[WHAT THE EXERCISE ASKS] Retype the material word for word.

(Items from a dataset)
## START

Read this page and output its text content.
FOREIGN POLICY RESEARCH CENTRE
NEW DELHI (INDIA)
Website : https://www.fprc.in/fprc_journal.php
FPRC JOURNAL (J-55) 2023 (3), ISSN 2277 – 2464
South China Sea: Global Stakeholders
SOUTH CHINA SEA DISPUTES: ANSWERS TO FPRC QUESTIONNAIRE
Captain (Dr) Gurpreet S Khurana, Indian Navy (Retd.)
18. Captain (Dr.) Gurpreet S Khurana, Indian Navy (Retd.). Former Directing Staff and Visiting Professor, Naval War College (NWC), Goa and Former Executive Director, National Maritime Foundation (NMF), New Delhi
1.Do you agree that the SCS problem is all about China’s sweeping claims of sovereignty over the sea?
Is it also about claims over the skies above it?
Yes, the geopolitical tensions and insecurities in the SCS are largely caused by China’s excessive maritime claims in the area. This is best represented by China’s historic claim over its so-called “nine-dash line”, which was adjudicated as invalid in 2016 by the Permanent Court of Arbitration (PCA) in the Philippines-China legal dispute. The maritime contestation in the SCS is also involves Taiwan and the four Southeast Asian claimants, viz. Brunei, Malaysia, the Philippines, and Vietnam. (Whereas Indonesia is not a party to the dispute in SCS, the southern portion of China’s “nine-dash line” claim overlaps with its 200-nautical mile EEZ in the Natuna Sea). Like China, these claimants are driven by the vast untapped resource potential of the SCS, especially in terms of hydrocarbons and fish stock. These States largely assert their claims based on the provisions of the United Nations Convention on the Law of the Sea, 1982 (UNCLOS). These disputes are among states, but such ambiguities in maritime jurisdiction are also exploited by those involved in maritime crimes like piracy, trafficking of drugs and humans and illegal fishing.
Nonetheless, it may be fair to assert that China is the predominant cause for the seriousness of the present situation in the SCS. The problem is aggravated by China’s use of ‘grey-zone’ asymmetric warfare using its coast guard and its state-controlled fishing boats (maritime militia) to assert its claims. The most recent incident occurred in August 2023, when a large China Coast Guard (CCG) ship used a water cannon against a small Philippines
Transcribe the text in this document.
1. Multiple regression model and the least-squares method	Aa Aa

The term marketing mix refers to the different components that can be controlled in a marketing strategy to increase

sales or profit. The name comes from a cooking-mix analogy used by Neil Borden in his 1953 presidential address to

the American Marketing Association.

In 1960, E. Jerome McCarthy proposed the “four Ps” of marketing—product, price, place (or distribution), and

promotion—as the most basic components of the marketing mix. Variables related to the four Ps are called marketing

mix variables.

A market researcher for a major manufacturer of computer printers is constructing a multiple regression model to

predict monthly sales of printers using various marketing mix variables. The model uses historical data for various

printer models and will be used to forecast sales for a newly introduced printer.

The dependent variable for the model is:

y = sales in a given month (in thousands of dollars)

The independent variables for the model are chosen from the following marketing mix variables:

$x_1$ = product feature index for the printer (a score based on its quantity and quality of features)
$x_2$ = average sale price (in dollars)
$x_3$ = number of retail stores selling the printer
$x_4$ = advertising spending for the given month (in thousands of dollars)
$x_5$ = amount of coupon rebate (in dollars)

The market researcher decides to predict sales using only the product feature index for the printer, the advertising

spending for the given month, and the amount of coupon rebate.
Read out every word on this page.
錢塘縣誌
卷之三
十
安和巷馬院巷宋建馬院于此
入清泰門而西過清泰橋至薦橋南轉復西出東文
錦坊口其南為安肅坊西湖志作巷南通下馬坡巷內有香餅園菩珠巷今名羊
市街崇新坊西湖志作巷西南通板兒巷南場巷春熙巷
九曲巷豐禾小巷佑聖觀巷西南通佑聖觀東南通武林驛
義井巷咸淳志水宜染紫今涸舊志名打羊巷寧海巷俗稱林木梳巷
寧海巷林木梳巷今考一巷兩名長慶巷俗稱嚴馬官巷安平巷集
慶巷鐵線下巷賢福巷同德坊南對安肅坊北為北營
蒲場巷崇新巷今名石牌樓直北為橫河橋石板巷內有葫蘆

## END

[FULL RESPONSE]
Read this page and output its text content.
FOREIGN POLICY RESEARCH CENTRE
NEW DELHI (INDIA)
Website : https://www.fprc.in/fprc_journal.php
FPRC JOURNAL (J-55) 2023 (3), ISSN 2277 – 2464
South China Sea: Global Stakeholders
SOUTH CHINA SEA DISPUTES: ANSWERS TO FPRC QUESTIONNAIRE
Captain (Dr) Gurpreet S Khurana, Indian Navy (Retd.)
18. Captain (Dr.) Gurpreet S Khurana, Indian Navy (Retd.). Former Directing Staff and Visiting Professor, Naval War College (NWC), Goa and Former Executive Director, National Maritime Foundation (NMF), New Delhi
1.Do you agree that the SCS problem is all about China’s sweeping claims of sovereignty over the sea?
Is it also about claims over the skies above it?
Yes, the geopolitical tensions and insecurities in the SCS are largely caused by China’s excessive maritime claims in the area. This is best represented by China’s historic claim over its so-called “nine-dash line”, which was adjudicated as invalid in 2016 by the Permanent Court of Arbitration (PCA) in the Philippines-China legal dispute. The maritime contestation in the SCS is also involves Taiwan and the four Southeast Asian claimants, viz. Brunei, Malaysia, the Philippines, and Vietnam. (Whereas Indonesia is not a party to the dispute in SCS, the southern portion of China’s “nine-dash line” claim overlaps with its 200-nautical mile EEZ in the Natuna Sea). Like China, these claimants are driven by the vast untapped resource potential of the SCS, especially in terms of hydrocarbons and fish stock. These States largely assert their claims based on the provisions of the United Nations Convention on the Law of the Sea, 1982 (UNCLOS). These disputes are among states, but such ambiguities in maritime jurisdiction are also exploited by those involved in maritime crimes like piracy, trafficking of drugs and humans and illegal fishing.
Nonetheless, it may be fair to assert that China is the predominant cause for the seriousness of the present situation in the SCS. The problem is aggravated by China’s use of ‘grey-zone’ asymmetric warfare using its coast guard and its state-controlled fishing boats (maritime militia) to assert its claims. The most recent incident occurred in August 2023, when a large China Coast Guard (CCG) ship used a water cannon against a small Philippines
Transcribe the text in this document.
1. Multiple regression model and the least-squares method	Aa Aa

The term marketing mix refers to the different components that can be controlled in a marketing strategy to increase

sales or profit. The name comes from a cooking-mix analogy used by Neil Borden in his 1953 presidential address to

the American Marketing Association.

In 1960, E. Jerome McCarthy proposed the “four Ps” of marketing—product, price, place (or distribution), and

promotion—as the most basic components of the marketing mix. Variables related to the four Ps are called marketing

mix variables.

A market researcher for a major manufacturer of computer printers is constructing a multiple regression model to

predict monthly sales of printers using various marketing mix variables. The model uses historical data for various

printer models and will be used to forecast sales for a newly introduced printer.

The dependent variable for the model is:

y = sales in a given month (in thousands of dollars)

The independent variables for the model are chosen from the following marketing mix variables:

$x_1$ = product feature index for the printer (a score based on its quantity and quality of features)
$x_2$ = average sale price (in dollars)
$x_3$ = number of retail stores selling the printer
$x_4$ = advertising spending for the given month (in thousands of dollars)
$x_5$ = amount of coupon rebate (in dollars)

The market researcher decides to predict sales using only the product feature index for the printer, the advertising

spending for the given month, and the amount of coupon rebate.
Read out every word on this page.
錢塘縣誌
卷之三
十
安和巷馬院巷宋建馬院于此
入清泰門而西過清泰橋至薦橋南轉復西出東文
錦坊口其南為安肅坊西湖志作巷南通下馬坡巷內有香餅園菩珠巷今名羊
市街崇新坊西湖志作巷西南通板兒巷南場巷春熙巷
九曲巷豐禾小巷佑聖觀巷西南通佑聖觀東南通武林驛
義井巷咸淳志水宜染紫今涸舊志名打羊巷寧海巷俗稱林木梳巷
寧海巷林木梳巷今考一巷兩名長慶巷俗稱嚴馬官巷安平巷集
慶巷鐵線下巷賢福巷同德坊南對安肅坊北為北營
蒲場巷崇新巷今名石牌樓直北為橫河橋石板巷內有葫蘆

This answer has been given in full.